*Problem statement*:
Repeat the records word for word, excluding any picture.
========================================================================
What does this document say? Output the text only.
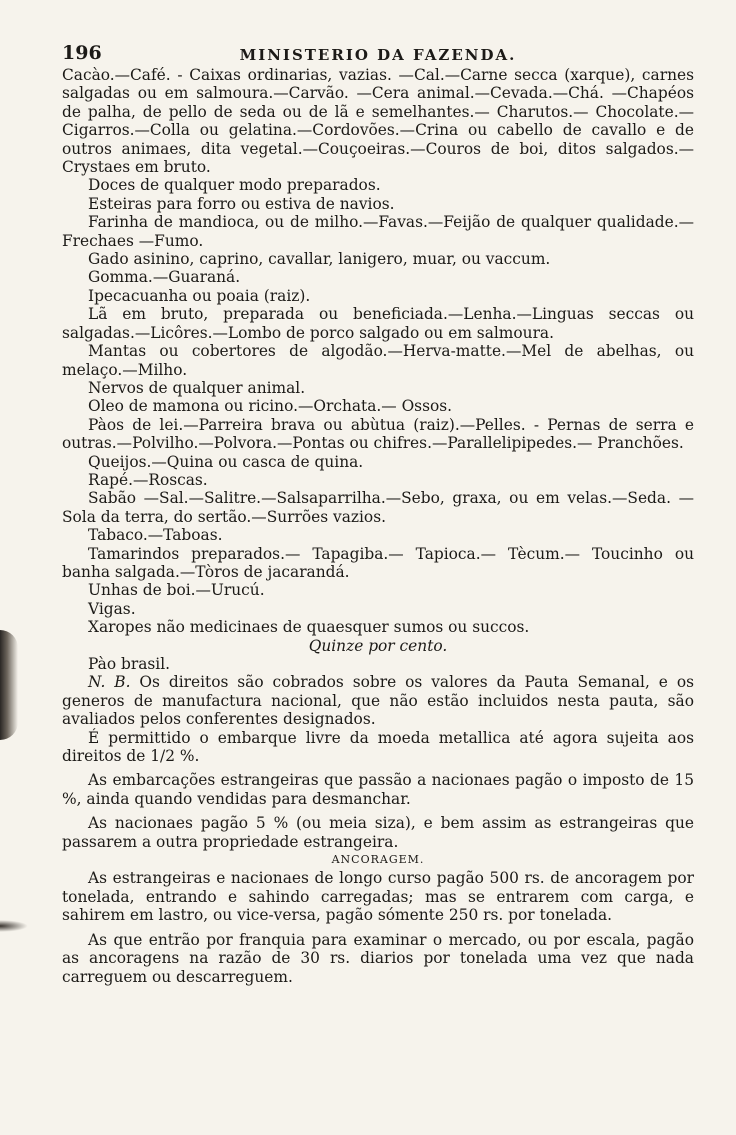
196	MINISTERIO DA FAZENDA.

Cacào.—Café. - Caixas ordinarias, vazias. —Cal.—Carne secca (xarque), carnes salgadas ou em salmoura.—Carvão. —Cera animal.—Cevada.—Chá. —Chapéos de palha, de pello de seda ou de lã e semelhantes.— Charutos.— Chocolate.—Cigarros.—Colla ou gelatina.—Cordovões.—Crina ou cabello de cavallo e de outros animaes, dita vegetal.—Couçoeiras.—Couros de boi, ditos salgados.—Crystaes em bruto.

Doces de qualquer modo preparados.

Esteiras para forro ou estiva de navios.

Farinha de mandioca, ou de milho.—Favas.—Feijão de qualquer qualidade.—Frechaes —Fumo.

Gado asinino, caprino, cavallar, lanigero, muar, ou vaccum.

Gomma.—Guaraná.

Ipecacuanha ou poaia (raiz).

Lã em bruto, preparada ou beneficiada.—Lenha.—Linguas seccas ou salgadas.—Licôres.—Lombo de porco salgado ou em salmoura.

Mantas ou cobertores de algodão.—Herva-matte.—Mel de abelhas, ou melaço.—Milho.

Nervos de qualquer animal.

Oleo de mamona ou ricino.—Orchata.— Ossos.

Pàos de lei.—Parreira brava ou abùtua (raiz).—Pelles. - Pernas de serra e outras.—Polvilho.—Polvora.—Pontas ou chifres.—Parallelipipedes.— Pranchões.

Queijos.—Quina ou casca de quina.

Rapé.—Roscas.

Sabão —Sal.—Salitre.—Salsaparrilha.—Sebo, graxa, ou em velas.—Seda. —Sola da terra, do sertão.—Surrões vazios.

Tabaco.—Taboas.

Tamarindos preparados.— Tapagiba.— Tapioca.— Tècum.— Toucinho ou banha salgada.—Tòros de jacarandá.

Unhas de boi.—Urucú.

Vigas.

Xaropes não medicinaes de quaesquer sumos ou succos.

Quinze por cento.

Pào brasil.

N. B. Os direitos são cobrados sobre os valores da Pauta Semanal, e os generos de manufactura nacional, que não estão incluidos nesta pauta, são avaliados pelos conferentes designados.

É permittido o embarque livre da moeda metallica até agora sujeita aos direitos de 1/2 %.

As embarcações estrangeiras que passão a nacionaes pagão o imposto de 15 %, ainda quando vendidas para desmanchar.

As nacionaes pagão 5 % (ou meia siza), e bem assim as estrangeiras que passarem a outra propriedade estrangeira.

ANCORAGEM.

As estrangeiras e nacionaes de longo curso pagão 500 rs. de ancoragem por tonelada, entrando e sahindo carregadas; mas se entrarem com carga, e sahirem em lastro, ou vice-versa, pagão sómente 250 rs. por tonelada.

As que entrão por franquia para examinar o mercado, ou por escala, pagão as ancoragens na razão de 30 rs. diarios por tonelada uma vez que nada carreguem ou descarreguem.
========================================================================
*Output of the task*:
What does this document say? Output the text only.
196	MINISTERIO DA FAZENDA.

Cacào.—Café. - Caixas ordinarias, vazias. —Cal.—Carne secca (xarque), carnes salgadas ou em salmoura.—Carvão. —Cera animal.—Cevada.—Chá. —Chapéos de palha, de pello de seda ou de lã e semelhantes.— Charutos.— Chocolate.—Cigarros.—Colla ou gelatina.—Cordovões.—Crina ou cabello de cavallo e de outros animaes, dita vegetal.—Couçoeiras.—Couros de boi, ditos salgados.—Crystaes em bruto.

Doces de qualquer modo preparados.

Esteiras para forro ou estiva de navios.

Farinha de mandioca, ou de milho.—Favas.—Feijão de qualquer qualidade.—Frechaes —Fumo.

Gado asinino, caprino, cavallar, lanigero, muar, ou vaccum.

Gomma.—Guaraná.

Ipecacuanha ou poaia (raiz).

Lã em bruto, preparada ou beneficiada.—Lenha.—Linguas seccas ou salgadas.—Licôres.—Lombo de porco salgado ou em salmoura.

Mantas ou cobertores de algodão.—Herva-matte.—Mel de abelhas, ou melaço.—Milho.

Nervos de qualquer animal.

Oleo de mamona ou ricino.—Orchata.— Ossos.

Pàos de lei.—Parreira brava ou abùtua (raiz).—Pelles. - Pernas de serra e outras.—Polvilho.—Polvora.—Pontas ou chifres.—Parallelipipedes.— Pranchões.

Queijos.—Quina ou casca de quina.

Rapé.—Roscas.

Sabão —Sal.—Salitre.—Salsaparrilha.—Sebo, graxa, ou em velas.—Seda. —Sola da terra, do sertão.—Surrões vazios.

Tabaco.—Taboas.

Tamarindos preparados.— Tapagiba.— Tapioca.— Tècum.— Toucinho ou banha salgada.—Tòros de jacarandá.

Unhas de boi.—Urucú.

Vigas.

Xaropes não medicinaes de quaesquer sumos ou succos.

Quinze por cento.

Pào brasil.

N. B. Os direitos são cobrados sobre os valores da Pauta Semanal, e os generos de manufactura nacional, que não estão incluidos nesta pauta, são avaliados pelos conferentes designados.

É permittido o embarque livre da moeda metallica até agora sujeita aos direitos de 1/2 %.

As embarcações estrangeiras que passão a nacionaes pagão o imposto de 15 %, ainda quando vendidas para desmanchar.

As nacionaes pagão 5 % (ou meia siza), e bem assim as estrangeiras que passarem a outra propriedade estrangeira.

ANCORAGEM.

As estrangeiras e nacionaes de longo curso pagão 500 rs. de ancoragem por tonelada, entrando e sahindo carregadas; mas se entrarem com carga, e sahirem em lastro, ou vice-versa, pagão sómente 250 rs. por tonelada.

As que entrão por franquia para examinar o mercado, ou por escala, pagão as ancoragens na razão de 30 rs. diarios por tonelada uma vez que nada carreguem ou descarreguem.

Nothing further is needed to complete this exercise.